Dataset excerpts

┄┄┄┄┄┄┄┄┄┄┄┄┄┄┄┄┄┄┄┄

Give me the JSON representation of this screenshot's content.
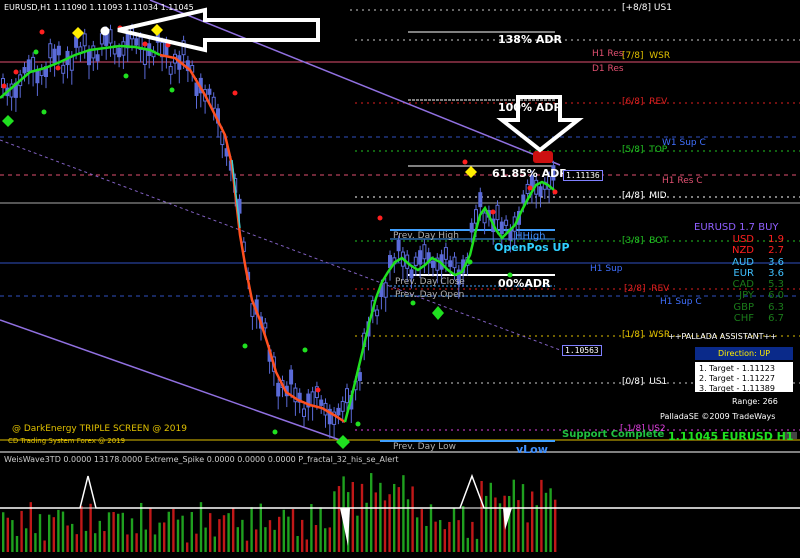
{
  "window": {
    "symbol_header": "EURUSD,H1",
    "ohlc": "1.11090 1.11093 1.11034 1.11045"
  },
  "murrey_levels": [
    {
      "label": "[+8/8] US1",
      "color": "#ffffff"
    },
    {
      "label": "[7/8]  WSR",
      "color": "#e0c000"
    },
    {
      "label": "[6/8]  REV",
      "color": "#e02020"
    },
    {
      "label": "[5/8]  TOP",
      "color": "#22c422"
    },
    {
      "label": "[4/8]  MID",
      "color": "#ffffff"
    },
    {
      "label": "[3/8]  BOT",
      "color": "#22c422"
    },
    {
      "label": "[2/8]  REV",
      "color": "#e02020"
    },
    {
      "label": "[1/8]  WSR",
      "color": "#e0c000"
    },
    {
      "label": "[0/8]  US1",
      "color": "#ffffff"
    },
    {
      "label": "[-1/8] US2",
      "color": "#e040e0"
    }
  ],
  "pivot_labels": {
    "h1_res": "H1 Res",
    "d1_res": "D1 Res",
    "w1_sup": "W1 Sup C",
    "h1_res_c": "H1 Res C",
    "h1_sup": "H1 Sup",
    "h1_sup_c": "H1 Sup C"
  },
  "adr_labels": {
    "adr138": "138% ADR",
    "adr100": "100% ADR",
    "adr61": "61.85% ADR",
    "adr0": "00%ADR"
  },
  "day_labels": {
    "prev_day_high": "Prev. Day High",
    "prev_day_close": "Prev. Day Close",
    "prev_day_open": "Prev. Day Open",
    "prev_day_low": "Prev. Day Low",
    "hhigh": "HHigh",
    "vlow": "vLow",
    "openpos": "OpenPos  UP",
    "support_complete": "Support Complete"
  },
  "price_tags": {
    "upper": "1.11136",
    "lower": "1.10563"
  },
  "palladas": {
    "title": "EURUSD 1.7 BUY",
    "currencies": [
      {
        "name": "USD",
        "value": "1.9",
        "color": "#ff2020"
      },
      {
        "name": "NZD",
        "value": "2.7",
        "color": "#ff2020"
      },
      {
        "name": "AUD",
        "value": "3.6",
        "color": "#40c0ff"
      },
      {
        "name": "EUR",
        "value": "3.6",
        "color": "#40c0ff"
      },
      {
        "name": "CAD",
        "value": "5.3",
        "color": "#1a7a1a"
      },
      {
        "name": "JPY",
        "value": "6.0",
        "color": "#1a7a1a"
      },
      {
        "name": "GBP",
        "value": "6.3",
        "color": "#1a7a1a"
      },
      {
        "name": "CHF",
        "value": "6.7",
        "color": "#1a7a1a"
      }
    ],
    "assistant": "++PALLADA ASSISTANT++",
    "direction": "Direction: UP",
    "targets": [
      "1. Target - 1.11123",
      "2. Target - 1.11227",
      "3. Target - 1.11389"
    ],
    "range": "Range: 266",
    "copyright": "PalladaSE ©2009 TradeWays",
    "big_label": "1.11045 EURUSD H1"
  },
  "footer": {
    "dark_energy": "@ DarkEnergy TRIPLE SCREEN @ 2019",
    "system": "CD Trading System Forex @ 2019"
  },
  "subwindow": {
    "header": "WeisWave3TD 0.0000 13178.0000 Extreme_Spike 0.0000 0.0000 0.0000 P_fractal_32_his_se_Alert"
  }
}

┄┄┄┄┄┄┄┄┄┄┄┄┄┄┄┄┄┄┄┄

Copy all lines of the listing above that contain the string "name".

        "name": "USD",
        "name": "NZD",
        "name": "AUD",
        "name": "EUR",
        "name": "CAD",
        "name": "JPY",
        "name": "GBP",
        "name": "CHF",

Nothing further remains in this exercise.